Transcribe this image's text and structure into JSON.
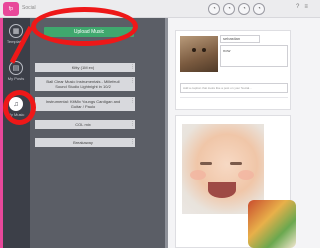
{
  "app": {
    "title": "Social",
    "logo_text": "fp"
  },
  "top_icons": [
    "◔",
    "◔",
    "◔",
    "◔"
  ],
  "top_right": [
    "?",
    "≡"
  ],
  "rail": {
    "items": [
      {
        "label": "Templates",
        "icon": "layout-icon",
        "glyph": "▦"
      },
      {
        "label": "My Posts",
        "icon": "posts-icon",
        "glyph": "▤"
      },
      {
        "label": "My Music",
        "icon": "music-icon",
        "glyph": "♫"
      }
    ]
  },
  "library": {
    "upload_label": "Upload Music",
    "items": [
      {
        "label": "Kitty (1M ex)"
      },
      {
        "label": "Ball Clear Music Instrumentals - Millefeuil Sound Studio Lightnight in 10/2"
      },
      {
        "label": "Instrumental: KitMix Youngs Cardigan and Guitar / Paulo"
      },
      {
        "label": "COL mix"
      },
      {
        "label": "Breakaway"
      }
    ]
  },
  "composer": {
    "name_value": "sebastian",
    "time_value": "now",
    "input_placeholder": "Add a caption that looks like a post on your Social..."
  },
  "photo_card": {
    "caption": ""
  }
}
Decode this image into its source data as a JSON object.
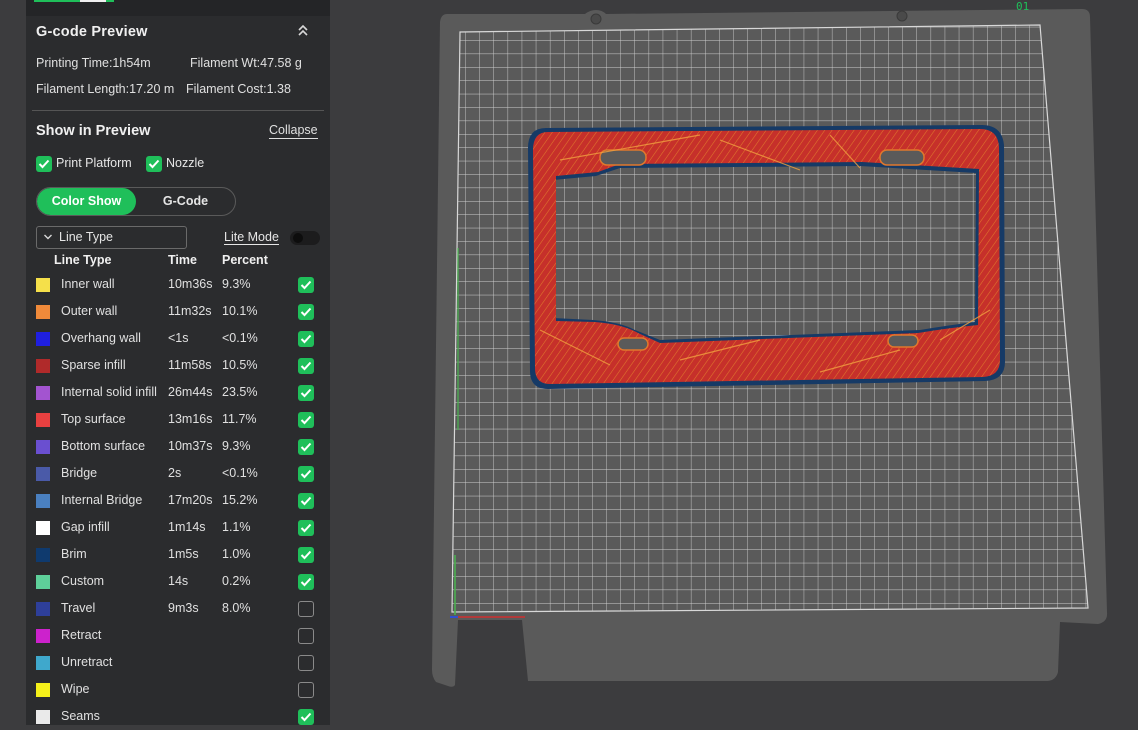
{
  "gcode_preview": {
    "title": "G-code Preview",
    "printing_time": "Printing Time:1h54m",
    "filament_wt": "Filament Wt:47.58 g",
    "filament_length": "Filament Length:17.20 m",
    "filament_cost": "Filament Cost:1.38"
  },
  "show_in_preview": {
    "title": "Show in Preview",
    "collapse_label": "Collapse",
    "print_platform": {
      "label": "Print Platform",
      "checked": true
    },
    "nozzle": {
      "label": "Nozzle",
      "checked": true
    }
  },
  "view_tabs": {
    "color_show": "Color Show",
    "gcode": "G-Code",
    "active": "Color Show"
  },
  "filter": {
    "dropdown_value": "Line Type",
    "lite_mode_label": "Lite Mode",
    "lite_mode_on": false
  },
  "table": {
    "headers": {
      "type": "Line Type",
      "time": "Time",
      "percent": "Percent"
    },
    "rows": [
      {
        "type": "Inner wall",
        "time": "10m36s",
        "percent": "9.3%",
        "color": "#f5e04a",
        "checked": true
      },
      {
        "type": "Outer wall",
        "time": "11m32s",
        "percent": "10.1%",
        "color": "#f08a3a",
        "checked": true
      },
      {
        "type": "Overhang wall",
        "time": "<1s",
        "percent": "<0.1%",
        "color": "#1f1fe0",
        "checked": true
      },
      {
        "type": "Sparse infill",
        "time": "11m58s",
        "percent": "10.5%",
        "color": "#b02a2a",
        "checked": true
      },
      {
        "type": "Internal solid infill",
        "time": "26m44s",
        "percent": "23.5%",
        "color": "#a354d0",
        "checked": true
      },
      {
        "type": "Top surface",
        "time": "13m16s",
        "percent": "11.7%",
        "color": "#e84040",
        "checked": true
      },
      {
        "type": "Bottom surface",
        "time": "10m37s",
        "percent": "9.3%",
        "color": "#6a4fd0",
        "checked": true
      },
      {
        "type": "Bridge",
        "time": "2s",
        "percent": "<0.1%",
        "color": "#4a5aa8",
        "checked": true
      },
      {
        "type": "Internal Bridge",
        "time": "17m20s",
        "percent": "15.2%",
        "color": "#4a80c0",
        "checked": true
      },
      {
        "type": "Gap infill",
        "time": "1m14s",
        "percent": "1.1%",
        "color": "#ffffff",
        "checked": true
      },
      {
        "type": "Brim",
        "time": "1m5s",
        "percent": "1.0%",
        "color": "#0f3a6e",
        "checked": true
      },
      {
        "type": "Custom",
        "time": "14s",
        "percent": "0.2%",
        "color": "#5ed09a",
        "checked": true
      },
      {
        "type": "Travel",
        "time": "9m3s",
        "percent": "8.0%",
        "color": "#2e3f9a",
        "checked": false
      },
      {
        "type": "Retract",
        "time": "",
        "percent": "",
        "color": "#cc22cc",
        "checked": false
      },
      {
        "type": "Unretract",
        "time": "",
        "percent": "",
        "color": "#3fa8cc",
        "checked": false
      },
      {
        "type": "Wipe",
        "time": "",
        "percent": "",
        "color": "#f5f01a",
        "checked": false
      },
      {
        "type": "Seams",
        "time": "",
        "percent": "",
        "color": "#eaeaea",
        "checked": true
      }
    ]
  },
  "viewport": {
    "plate_color": "#595959",
    "grid_color": "#d8d8d8",
    "model_color": "#c6302a",
    "model_outline": "#163a66",
    "plate_number": "01"
  }
}
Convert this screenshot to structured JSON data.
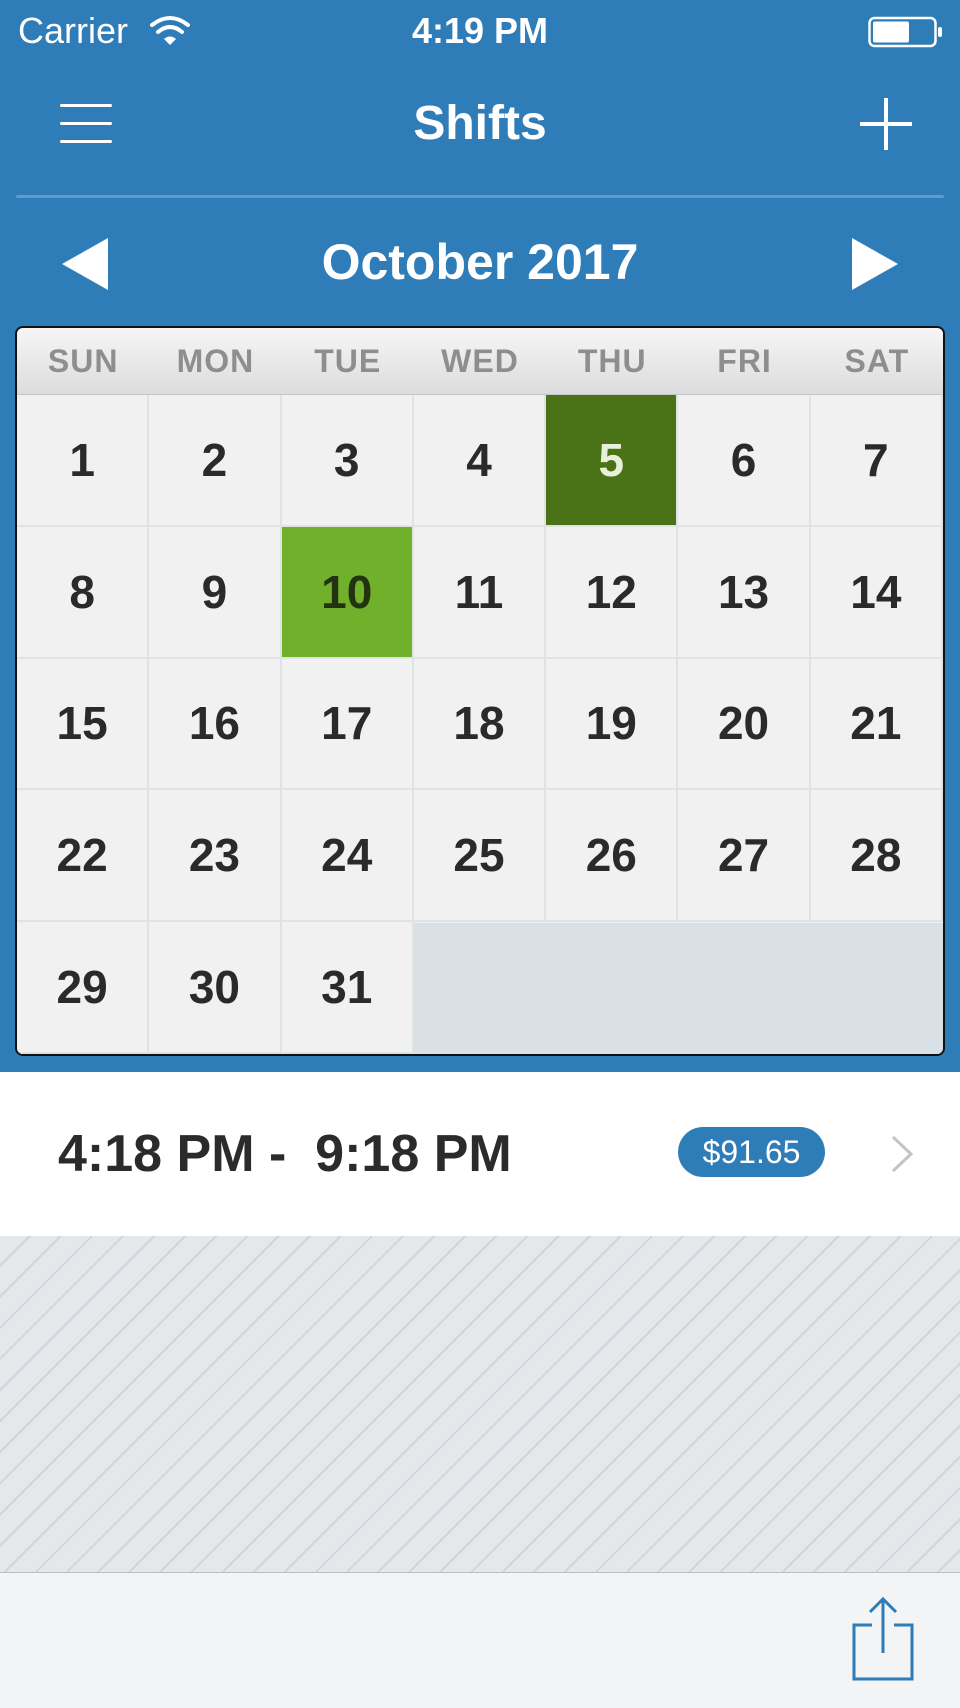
{
  "status_bar": {
    "carrier": "Carrier",
    "time": "4:19 PM"
  },
  "nav": {
    "title": "Shifts",
    "left_icon": "menu-icon",
    "right_icon": "add-icon"
  },
  "calendar": {
    "month_label": "October 2017",
    "weekdays": [
      "SUN",
      "MON",
      "TUE",
      "WED",
      "THU",
      "FRI",
      "SAT"
    ],
    "days": [
      "1",
      "2",
      "3",
      "4",
      "5",
      "6",
      "7",
      "8",
      "9",
      "10",
      "11",
      "12",
      "13",
      "14",
      "15",
      "16",
      "17",
      "18",
      "19",
      "20",
      "21",
      "22",
      "23",
      "24",
      "25",
      "26",
      "27",
      "28",
      "29",
      "30",
      "31"
    ],
    "today_day": "5",
    "selected_day": "10",
    "first_weekday_index": 0
  },
  "shift": {
    "time_range": "4:18 PM -  9:18 PM",
    "pay": "$91.65"
  },
  "toolbar": {
    "share_icon": "share-icon"
  },
  "colors": {
    "header_blue": "#2e7db8",
    "today_green": "#4a7318",
    "selected_green": "#71b02a"
  }
}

=== PROBLEM DESCRIPTION ===
Gather every line from the listing above in which "Internal" appears, and copy those lines.

=== ANSWER BELOW ===
        "type": "Internal solid infill",
        "type": "Internal Bridge",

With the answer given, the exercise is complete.